## begin DATA IN THIS EXERCISE
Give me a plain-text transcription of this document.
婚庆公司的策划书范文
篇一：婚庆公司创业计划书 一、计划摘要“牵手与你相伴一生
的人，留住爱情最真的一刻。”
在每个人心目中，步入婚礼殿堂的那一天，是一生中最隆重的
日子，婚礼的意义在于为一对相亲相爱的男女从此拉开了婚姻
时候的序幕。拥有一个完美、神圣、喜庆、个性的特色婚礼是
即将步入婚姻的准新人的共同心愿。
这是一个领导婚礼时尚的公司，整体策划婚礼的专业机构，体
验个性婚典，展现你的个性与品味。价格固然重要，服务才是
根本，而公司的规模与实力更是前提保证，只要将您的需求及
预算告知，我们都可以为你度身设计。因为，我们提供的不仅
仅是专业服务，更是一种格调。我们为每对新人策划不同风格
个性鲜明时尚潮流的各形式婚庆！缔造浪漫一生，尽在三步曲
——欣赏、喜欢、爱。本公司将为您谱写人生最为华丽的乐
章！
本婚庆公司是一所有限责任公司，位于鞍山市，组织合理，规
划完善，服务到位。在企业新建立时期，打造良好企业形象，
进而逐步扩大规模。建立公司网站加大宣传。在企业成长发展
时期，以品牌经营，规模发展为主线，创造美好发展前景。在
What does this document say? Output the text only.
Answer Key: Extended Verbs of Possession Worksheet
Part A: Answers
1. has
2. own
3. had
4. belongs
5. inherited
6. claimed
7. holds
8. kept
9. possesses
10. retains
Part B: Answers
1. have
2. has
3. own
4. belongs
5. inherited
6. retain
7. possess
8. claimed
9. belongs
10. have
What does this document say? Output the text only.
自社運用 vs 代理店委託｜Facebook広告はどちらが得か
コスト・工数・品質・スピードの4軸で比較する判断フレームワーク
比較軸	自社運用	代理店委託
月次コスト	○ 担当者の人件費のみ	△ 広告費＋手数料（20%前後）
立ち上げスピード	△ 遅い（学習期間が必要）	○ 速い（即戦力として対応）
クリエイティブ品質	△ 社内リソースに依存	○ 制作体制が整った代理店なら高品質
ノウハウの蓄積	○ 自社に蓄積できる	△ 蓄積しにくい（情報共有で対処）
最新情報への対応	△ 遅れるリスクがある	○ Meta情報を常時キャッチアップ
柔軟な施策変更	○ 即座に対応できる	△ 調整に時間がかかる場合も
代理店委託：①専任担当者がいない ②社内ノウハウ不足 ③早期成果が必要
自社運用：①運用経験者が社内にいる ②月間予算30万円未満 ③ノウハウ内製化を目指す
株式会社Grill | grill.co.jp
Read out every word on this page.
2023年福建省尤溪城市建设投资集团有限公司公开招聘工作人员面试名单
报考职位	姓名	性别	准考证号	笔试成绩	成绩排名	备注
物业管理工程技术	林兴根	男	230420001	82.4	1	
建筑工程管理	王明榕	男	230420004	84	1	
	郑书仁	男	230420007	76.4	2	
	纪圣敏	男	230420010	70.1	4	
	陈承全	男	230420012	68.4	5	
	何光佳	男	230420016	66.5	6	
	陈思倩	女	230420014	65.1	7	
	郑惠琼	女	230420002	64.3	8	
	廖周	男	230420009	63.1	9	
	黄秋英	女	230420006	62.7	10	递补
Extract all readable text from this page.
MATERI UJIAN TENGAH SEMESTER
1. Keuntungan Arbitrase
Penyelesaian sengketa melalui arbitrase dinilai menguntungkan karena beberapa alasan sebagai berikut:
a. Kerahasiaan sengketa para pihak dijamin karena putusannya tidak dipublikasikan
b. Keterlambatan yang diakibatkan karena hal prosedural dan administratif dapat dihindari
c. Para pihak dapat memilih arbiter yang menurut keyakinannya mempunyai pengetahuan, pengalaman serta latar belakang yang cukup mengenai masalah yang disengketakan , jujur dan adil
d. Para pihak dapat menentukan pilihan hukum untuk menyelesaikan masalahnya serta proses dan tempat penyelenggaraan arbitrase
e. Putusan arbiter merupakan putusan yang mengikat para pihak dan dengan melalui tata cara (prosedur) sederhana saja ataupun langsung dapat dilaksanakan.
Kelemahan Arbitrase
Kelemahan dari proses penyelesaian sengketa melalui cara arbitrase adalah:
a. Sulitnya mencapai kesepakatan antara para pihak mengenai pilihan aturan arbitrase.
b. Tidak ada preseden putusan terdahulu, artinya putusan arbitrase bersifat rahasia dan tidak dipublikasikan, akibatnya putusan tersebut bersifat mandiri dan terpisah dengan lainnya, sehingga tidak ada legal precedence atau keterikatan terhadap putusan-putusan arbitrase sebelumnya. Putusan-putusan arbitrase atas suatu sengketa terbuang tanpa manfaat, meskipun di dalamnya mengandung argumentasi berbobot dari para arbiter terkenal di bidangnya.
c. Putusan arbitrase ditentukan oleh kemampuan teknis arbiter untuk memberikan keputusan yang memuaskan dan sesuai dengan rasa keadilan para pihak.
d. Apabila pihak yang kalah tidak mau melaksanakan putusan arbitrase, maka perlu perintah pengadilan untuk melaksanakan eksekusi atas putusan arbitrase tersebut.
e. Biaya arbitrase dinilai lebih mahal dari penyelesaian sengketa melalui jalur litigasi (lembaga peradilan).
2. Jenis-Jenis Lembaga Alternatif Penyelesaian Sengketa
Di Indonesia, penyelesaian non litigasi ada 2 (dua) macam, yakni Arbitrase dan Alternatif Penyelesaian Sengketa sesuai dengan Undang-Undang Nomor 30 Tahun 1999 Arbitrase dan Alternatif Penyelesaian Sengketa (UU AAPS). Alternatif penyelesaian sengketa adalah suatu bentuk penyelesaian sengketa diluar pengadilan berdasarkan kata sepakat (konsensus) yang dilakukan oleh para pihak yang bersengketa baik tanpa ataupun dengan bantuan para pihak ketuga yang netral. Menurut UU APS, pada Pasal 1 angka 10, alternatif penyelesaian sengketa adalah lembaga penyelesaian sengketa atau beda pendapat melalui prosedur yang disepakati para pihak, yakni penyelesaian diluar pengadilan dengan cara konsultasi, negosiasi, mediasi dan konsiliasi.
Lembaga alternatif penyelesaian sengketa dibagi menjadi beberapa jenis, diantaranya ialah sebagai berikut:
## end DATA IN THIS EXERCISE
EXERCISE DETAILS -
Set down all of the data above, word for word.

CORRECT RESULT -
Give me a plain-text transcription of this document.
婚庆公司的策划书范文
篇一：婚庆公司创业计划书 一、计划摘要“牵手与你相伴一生
的人，留住爱情最真的一刻。”
在每个人心目中，步入婚礼殿堂的那一天，是一生中最隆重的
日子，婚礼的意义在于为一对相亲相爱的男女从此拉开了婚姻
时候的序幕。拥有一个完美、神圣、喜庆、个性的特色婚礼是
即将步入婚姻的准新人的共同心愿。
这是一个领导婚礼时尚的公司，整体策划婚礼的专业机构，体
验个性婚典，展现你的个性与品味。价格固然重要，服务才是
根本，而公司的规模与实力更是前提保证，只要将您的需求及
预算告知，我们都可以为你度身设计。因为，我们提供的不仅
仅是专业服务，更是一种格调。我们为每对新人策划不同风格
个性鲜明时尚潮流的各形式婚庆！缔造浪漫一生，尽在三步曲
——欣赏、喜欢、爱。本公司将为您谱写人生最为华丽的乐
章！
本婚庆公司是一所有限责任公司，位于鞍山市，组织合理，规
划完善，服务到位。在企业新建立时期，打造良好企业形象，
进而逐步扩大规模。建立公司网站加大宣传。在企业成长发展
时期，以品牌经营，规模发展为主线，创造美好发展前景。在
What does this document say? Output the text only.
Answer Key: Extended Verbs of Possession Worksheet
Part A: Answers
1. has
2. own
3. had
4. belongs
5. inherited
6. claimed
7. holds
8. kept
9. possesses
10. retains
Part B: Answers
1. have
2. has
3. own
4. belongs
5. inherited
6. retain
7. possess
8. claimed
9. belongs
10. have
What does this document say? Output the text only.
自社運用 vs 代理店委託｜Facebook広告はどちらが得か
コスト・工数・品質・スピードの4軸で比較する判断フレームワーク
比較軸	自社運用	代理店委託
月次コスト	○ 担当者の人件費のみ	△ 広告費＋手数料（20%前後）
立ち上げスピード	△ 遅い（学習期間が必要）	○ 速い（即戦力として対応）
クリエイティブ品質	△ 社内リソースに依存	○ 制作体制が整った代理店なら高品質
ノウハウの蓄積	○ 自社に蓄積できる	△ 蓄積しにくい（情報共有で対処）
最新情報への対応	△ 遅れるリスクがある	○ Meta情報を常時キャッチアップ
柔軟な施策変更	○ 即座に対応できる	△ 調整に時間がかかる場合も
代理店委託：①専任担当者がいない ②社内ノウハウ不足 ③早期成果が必要
自社運用：①運用経験者が社内にいる ②月間予算30万円未満 ③ノウハウ内製化を目指す
株式会社Grill | grill.co.jp
Read out every word on this page.
2023年福建省尤溪城市建设投资集团有限公司公开招聘工作人员面试名单
报考职位	姓名	性别	准考证号	笔试成绩	成绩排名	备注
物业管理工程技术	林兴根	男	230420001	82.4	1	
建筑工程管理	王明榕	男	230420004	84	1	
	郑书仁	男	230420007	76.4	2	
	纪圣敏	男	230420010	70.1	4	
	陈承全	男	230420012	68.4	5	
	何光佳	男	230420016	66.5	6	
	陈思倩	女	230420014	65.1	7	
	郑惠琼	女	230420002	64.3	8	
	廖周	男	230420009	63.1	9	
	黄秋英	女	230420006	62.7	10	递补
Extract all readable text from this page.
MATERI UJIAN TENGAH SEMESTER
1. Keuntungan Arbitrase
Penyelesaian sengketa melalui arbitrase dinilai menguntungkan karena beberapa alasan sebagai berikut:
a. Kerahasiaan sengketa para pihak dijamin karena putusannya tidak dipublikasikan
b. Keterlambatan yang diakibatkan karena hal prosedural dan administratif dapat dihindari
c. Para pihak dapat memilih arbiter yang menurut keyakinannya mempunyai pengetahuan, pengalaman serta latar belakang yang cukup mengenai masalah yang disengketakan , jujur dan adil
d. Para pihak dapat menentukan pilihan hukum untuk menyelesaikan masalahnya serta proses dan tempat penyelenggaraan arbitrase
e. Putusan arbiter merupakan putusan yang mengikat para pihak dan dengan melalui tata cara (prosedur) sederhana saja ataupun langsung dapat dilaksanakan.
Kelemahan Arbitrase
Kelemahan dari proses penyelesaian sengketa melalui cara arbitrase adalah:
a. Sulitnya mencapai kesepakatan antara para pihak mengenai pilihan aturan arbitrase.
b. Tidak ada preseden putusan terdahulu, artinya putusan arbitrase bersifat rahasia dan tidak dipublikasikan, akibatnya putusan tersebut bersifat mandiri dan terpisah dengan lainnya, sehingga tidak ada legal precedence atau keterikatan terhadap putusan-putusan arbitrase sebelumnya. Putusan-putusan arbitrase atas suatu sengketa terbuang tanpa manfaat, meskipun di dalamnya mengandung argumentasi berbobot dari para arbiter terkenal di bidangnya.
c. Putusan arbitrase ditentukan oleh kemampuan teknis arbiter untuk memberikan keputusan yang memuaskan dan sesuai dengan rasa keadilan para pihak.
d. Apabila pihak yang kalah tidak mau melaksanakan putusan arbitrase, maka perlu perintah pengadilan untuk melaksanakan eksekusi atas putusan arbitrase tersebut.
e. Biaya arbitrase dinilai lebih mahal dari penyelesaian sengketa melalui jalur litigasi (lembaga peradilan).
2. Jenis-Jenis Lembaga Alternatif Penyelesaian Sengketa
Di Indonesia, penyelesaian non litigasi ada 2 (dua) macam, yakni Arbitrase dan Alternatif Penyelesaian Sengketa sesuai dengan Undang-Undang Nomor 30 Tahun 1999 Arbitrase dan Alternatif Penyelesaian Sengketa (UU AAPS). Alternatif penyelesaian sengketa adalah suatu bentuk penyelesaian sengketa diluar pengadilan berdasarkan kata sepakat (konsensus) yang dilakukan oleh para pihak yang bersengketa baik tanpa ataupun dengan bantuan para pihak ketuga yang netral. Menurut UU APS, pada Pasal 1 angka 10, alternatif penyelesaian sengketa adalah lembaga penyelesaian sengketa atau beda pendapat melalui prosedur yang disepakati para pihak, yakni penyelesaian diluar pengadilan dengan cara konsultasi, negosiasi, mediasi dan konsiliasi.
Lembaga alternatif penyelesaian sengketa dibagi menjadi beberapa jenis, diantaranya ialah sebagai berikut:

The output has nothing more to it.